GIVEN REQUEST 1:
Please answer these questions using the business intelligence text:
(a) In the retail example, what did the analyst discover?
(b) Which steps do data engineers focus on?
(c) According to the text, what does a governed semantic layer ensure about "revenue"?
GIVEN REQUEST 2:
Write what comes next in the business intelligence text, starting after its last benefit.

TEXT BLOCK:
◆ ◆ ◆ ◆

People sometimes treat this like a straight line with a finish date. It isn't. The loop only works when steps four through seven feed back into earlier assumptions: definitions, data contracts, even which sources you trust.
A concrete example: Imagine a retail company asking, "Why did Q3 sales drop in the Midwest?" Data flows from the CRM and point-of-sale (POS) systems through an automated pipeline that deduplicates transactions and normalizes product categories. The warehouse stores this in a star schema with fact_sales joined to dim_store, dim_product, and dim_date. The semantic layer defines "same-store sales" consistently. An analyst queries the data, discovers that a key product was out of stock at several locations, and surfaces this in a dashboard. The operations team sees an alert, investigates, and fixes the supply chain issue. Next quarter's data will show whether the fix worked.
For data engineers, the focus is on steps one through three, pipeline reliability and data quality. For LOB executives, it's steps five through seven, speed from data to decision. A well-designed BI system respects both perspectives, and the friction usually lives at the handoff between them.
Benefits of business intelligence
When the components play nicely together, the payoff is real:
- Timelier decisions: Instead of waiting days for an analyst to pull data, business people can answer questions in minutes through self-service dashboards. The time between a business question and a confident answer shrinks dramatically.
- Consistent metrics across teams: A governed semantic layer ensures that "revenue" means the same thing in the sales dashboard, the finance report, and the executive presentation. No more conflicting numbers in meetings.
- Reduced reliance on analyst intermediaries: Self-service access means LOB managers can explore data directly rather than submitting requests and waiting in queue. Analysts can focus on complex analysis instead of routine report generation.

◆ ◆ ◆ ◆

ENTRIES:
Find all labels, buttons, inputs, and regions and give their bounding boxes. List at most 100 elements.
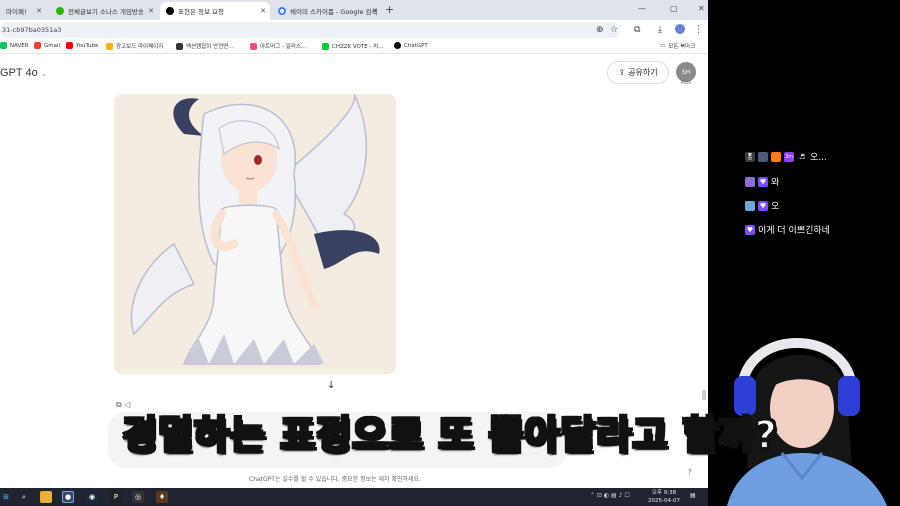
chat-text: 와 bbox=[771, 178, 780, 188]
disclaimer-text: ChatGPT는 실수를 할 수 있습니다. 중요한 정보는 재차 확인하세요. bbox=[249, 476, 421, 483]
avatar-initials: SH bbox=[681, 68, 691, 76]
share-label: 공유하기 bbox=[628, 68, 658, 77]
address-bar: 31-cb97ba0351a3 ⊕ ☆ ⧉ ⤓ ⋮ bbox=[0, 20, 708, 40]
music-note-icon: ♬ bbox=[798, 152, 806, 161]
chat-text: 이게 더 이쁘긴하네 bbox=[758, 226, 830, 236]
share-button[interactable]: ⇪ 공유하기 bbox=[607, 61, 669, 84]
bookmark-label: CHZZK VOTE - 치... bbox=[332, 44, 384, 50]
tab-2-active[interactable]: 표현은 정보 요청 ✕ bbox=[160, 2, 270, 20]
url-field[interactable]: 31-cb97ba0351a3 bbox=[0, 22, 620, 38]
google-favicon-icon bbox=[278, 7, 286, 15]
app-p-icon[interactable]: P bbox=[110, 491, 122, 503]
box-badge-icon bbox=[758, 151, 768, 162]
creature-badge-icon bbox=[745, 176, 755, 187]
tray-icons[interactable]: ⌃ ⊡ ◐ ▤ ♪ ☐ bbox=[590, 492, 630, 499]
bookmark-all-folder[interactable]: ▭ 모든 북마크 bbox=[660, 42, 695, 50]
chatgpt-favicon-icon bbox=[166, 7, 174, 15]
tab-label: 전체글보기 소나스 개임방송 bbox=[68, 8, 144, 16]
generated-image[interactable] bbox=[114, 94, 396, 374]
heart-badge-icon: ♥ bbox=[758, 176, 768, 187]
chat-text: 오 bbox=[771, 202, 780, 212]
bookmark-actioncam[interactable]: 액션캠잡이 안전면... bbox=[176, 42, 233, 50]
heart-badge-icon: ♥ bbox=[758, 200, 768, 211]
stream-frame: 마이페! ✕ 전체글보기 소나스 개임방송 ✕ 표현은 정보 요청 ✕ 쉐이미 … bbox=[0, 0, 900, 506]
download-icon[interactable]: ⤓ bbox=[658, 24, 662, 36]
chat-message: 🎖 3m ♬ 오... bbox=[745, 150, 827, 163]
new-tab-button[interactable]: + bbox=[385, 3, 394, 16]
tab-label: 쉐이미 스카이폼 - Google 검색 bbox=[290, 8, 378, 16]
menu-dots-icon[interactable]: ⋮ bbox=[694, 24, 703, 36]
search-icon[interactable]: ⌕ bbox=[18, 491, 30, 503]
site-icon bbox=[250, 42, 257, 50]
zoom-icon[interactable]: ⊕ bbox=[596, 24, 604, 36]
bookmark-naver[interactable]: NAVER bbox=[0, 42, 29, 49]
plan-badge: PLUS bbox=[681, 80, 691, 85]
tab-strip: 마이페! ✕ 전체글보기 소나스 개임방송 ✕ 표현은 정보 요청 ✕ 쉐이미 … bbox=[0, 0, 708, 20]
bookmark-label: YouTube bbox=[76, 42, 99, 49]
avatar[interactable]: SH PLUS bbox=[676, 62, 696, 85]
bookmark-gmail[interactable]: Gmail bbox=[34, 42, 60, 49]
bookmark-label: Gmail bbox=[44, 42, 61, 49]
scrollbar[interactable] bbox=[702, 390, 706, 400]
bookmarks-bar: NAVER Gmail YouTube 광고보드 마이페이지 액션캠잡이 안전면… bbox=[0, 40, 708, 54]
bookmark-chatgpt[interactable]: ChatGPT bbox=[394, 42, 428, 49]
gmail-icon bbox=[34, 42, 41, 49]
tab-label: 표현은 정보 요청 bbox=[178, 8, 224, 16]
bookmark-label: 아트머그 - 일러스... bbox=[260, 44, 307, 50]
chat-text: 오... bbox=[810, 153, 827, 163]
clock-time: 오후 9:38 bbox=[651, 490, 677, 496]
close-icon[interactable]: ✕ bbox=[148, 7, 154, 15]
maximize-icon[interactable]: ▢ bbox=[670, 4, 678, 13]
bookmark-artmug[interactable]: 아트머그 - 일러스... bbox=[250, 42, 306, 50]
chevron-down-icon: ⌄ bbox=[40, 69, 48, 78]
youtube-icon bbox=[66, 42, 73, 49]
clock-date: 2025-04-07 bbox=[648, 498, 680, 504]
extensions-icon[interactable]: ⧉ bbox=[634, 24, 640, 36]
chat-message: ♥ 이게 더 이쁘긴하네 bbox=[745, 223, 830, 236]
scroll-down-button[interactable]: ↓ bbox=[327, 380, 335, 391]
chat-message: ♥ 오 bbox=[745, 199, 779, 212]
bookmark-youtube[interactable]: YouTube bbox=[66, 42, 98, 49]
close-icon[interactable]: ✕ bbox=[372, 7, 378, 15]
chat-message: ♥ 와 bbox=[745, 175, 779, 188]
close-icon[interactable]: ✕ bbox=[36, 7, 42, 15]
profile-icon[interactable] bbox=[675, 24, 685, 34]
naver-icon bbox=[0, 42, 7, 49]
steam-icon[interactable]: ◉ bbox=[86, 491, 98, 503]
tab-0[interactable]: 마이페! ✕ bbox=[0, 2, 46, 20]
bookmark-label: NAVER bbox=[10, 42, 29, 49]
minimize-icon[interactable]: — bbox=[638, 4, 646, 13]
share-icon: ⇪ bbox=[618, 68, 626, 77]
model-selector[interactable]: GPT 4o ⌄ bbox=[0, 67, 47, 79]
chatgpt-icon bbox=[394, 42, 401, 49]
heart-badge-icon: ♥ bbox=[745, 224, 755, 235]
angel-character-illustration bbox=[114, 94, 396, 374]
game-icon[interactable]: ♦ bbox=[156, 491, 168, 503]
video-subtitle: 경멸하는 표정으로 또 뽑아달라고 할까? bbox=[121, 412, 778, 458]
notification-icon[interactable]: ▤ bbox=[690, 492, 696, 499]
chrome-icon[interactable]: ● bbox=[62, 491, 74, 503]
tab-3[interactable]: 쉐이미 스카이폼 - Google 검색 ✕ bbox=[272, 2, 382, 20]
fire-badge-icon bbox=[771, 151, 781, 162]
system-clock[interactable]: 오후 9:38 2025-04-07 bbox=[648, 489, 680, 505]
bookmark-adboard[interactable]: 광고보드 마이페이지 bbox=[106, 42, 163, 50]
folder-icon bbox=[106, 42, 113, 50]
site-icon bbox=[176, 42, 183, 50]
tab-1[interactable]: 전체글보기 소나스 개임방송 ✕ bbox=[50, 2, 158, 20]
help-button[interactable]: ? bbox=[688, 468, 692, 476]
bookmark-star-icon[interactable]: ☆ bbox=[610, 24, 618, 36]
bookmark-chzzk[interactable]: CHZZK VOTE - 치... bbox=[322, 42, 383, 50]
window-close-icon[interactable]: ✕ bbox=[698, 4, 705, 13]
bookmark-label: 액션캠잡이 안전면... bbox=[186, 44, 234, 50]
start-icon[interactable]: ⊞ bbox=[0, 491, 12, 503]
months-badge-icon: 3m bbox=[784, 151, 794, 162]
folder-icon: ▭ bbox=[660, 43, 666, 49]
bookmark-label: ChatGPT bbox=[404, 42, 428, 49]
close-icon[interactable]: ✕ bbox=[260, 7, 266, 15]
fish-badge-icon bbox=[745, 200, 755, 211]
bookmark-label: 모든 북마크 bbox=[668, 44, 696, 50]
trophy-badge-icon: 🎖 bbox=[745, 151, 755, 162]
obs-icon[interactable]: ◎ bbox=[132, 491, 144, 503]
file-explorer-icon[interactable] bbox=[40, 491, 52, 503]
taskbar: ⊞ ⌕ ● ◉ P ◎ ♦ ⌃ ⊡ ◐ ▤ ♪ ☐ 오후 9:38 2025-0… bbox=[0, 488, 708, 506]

◆ ◆ ◆ ◆

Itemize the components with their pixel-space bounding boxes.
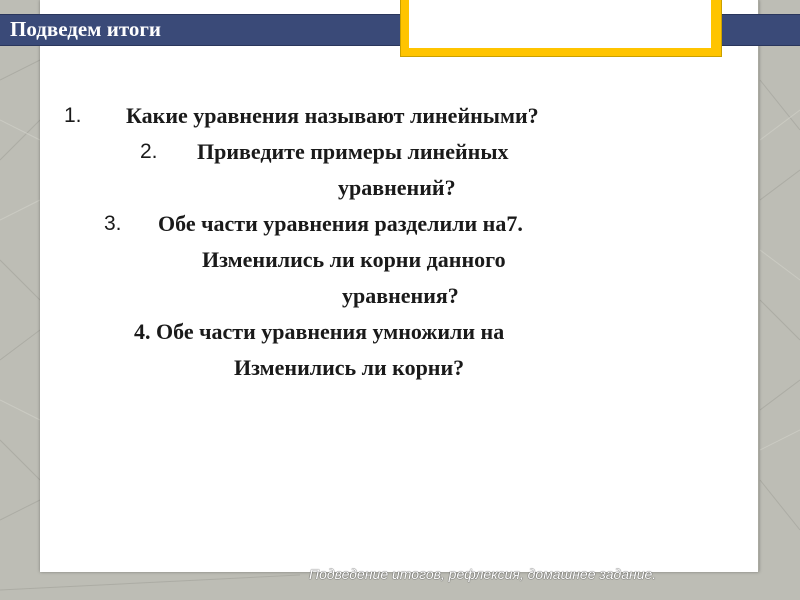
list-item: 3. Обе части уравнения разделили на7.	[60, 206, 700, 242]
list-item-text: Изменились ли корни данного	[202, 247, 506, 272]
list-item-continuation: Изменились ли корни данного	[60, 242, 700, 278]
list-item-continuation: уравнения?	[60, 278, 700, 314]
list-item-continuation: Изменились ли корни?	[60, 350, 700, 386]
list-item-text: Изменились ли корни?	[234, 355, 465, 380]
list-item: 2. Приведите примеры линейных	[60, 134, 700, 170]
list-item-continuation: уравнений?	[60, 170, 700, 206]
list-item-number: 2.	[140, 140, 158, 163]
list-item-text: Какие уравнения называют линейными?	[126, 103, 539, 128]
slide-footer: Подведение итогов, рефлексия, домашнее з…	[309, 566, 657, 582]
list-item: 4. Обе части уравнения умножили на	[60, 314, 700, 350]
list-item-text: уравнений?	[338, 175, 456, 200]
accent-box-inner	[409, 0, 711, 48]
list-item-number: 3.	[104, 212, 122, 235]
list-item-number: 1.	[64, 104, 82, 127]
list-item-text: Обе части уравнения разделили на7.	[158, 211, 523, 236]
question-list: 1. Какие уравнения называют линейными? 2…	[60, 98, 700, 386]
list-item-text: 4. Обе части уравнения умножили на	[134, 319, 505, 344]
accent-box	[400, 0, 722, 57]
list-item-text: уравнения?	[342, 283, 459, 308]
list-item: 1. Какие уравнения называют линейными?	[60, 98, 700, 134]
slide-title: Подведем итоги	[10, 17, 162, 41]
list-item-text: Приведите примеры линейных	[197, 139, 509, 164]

◆ ◆ ◆ ◆

FINAL ANSWER 1:
(a) A key product was out of stock at several locations.
(b) Steps one through three: pipeline reliability and data quality.
(c) That "revenue" means the same thing in the sales dashboard, the finance report, and the executive presentation.

FINAL ANSWER 2:
- Improved operational efficiency: Automated data pipelines and real-time dashboards replace manual spreadsheet work, which frees teams to spend time on analysis instead of reformatting data.
- Clearer customer understanding: Unified customer data enables segmentation, personalization, and churn prediction that wouldn't be possible with fragmented systems.
- Data-driven culture: When insights are accessible and trustworthy, more people use data in their daily decisions. This compounds over time as data literacy spreads across the organization.
These benefits only materialize when the underlying components, especially data governance and data quality, are working correctly. A BI system with inconsistent metrics or unreliable data can make decisions worse by giving false confidence in flawed numbers.
BI tools and platforms
The BI tool landscape gets noisy quickly. A simple way to cut through it is to map tools to the component they serve.
Here's how common tools map to BI components:
- Data integration: Domo, Fivetran, Airbyte, Stitch, Talend, and Informatica handle extraction and loading from source systems.
- Data transformation: Domo, dbt, Dataform, and Matillion focus on the transformation layer, often running inside the warehouse.
- Data storage: Snowflake, BigQuery, Redshift, Databricks, and Azure Synapse provide warehouse and lakehouse capabilities.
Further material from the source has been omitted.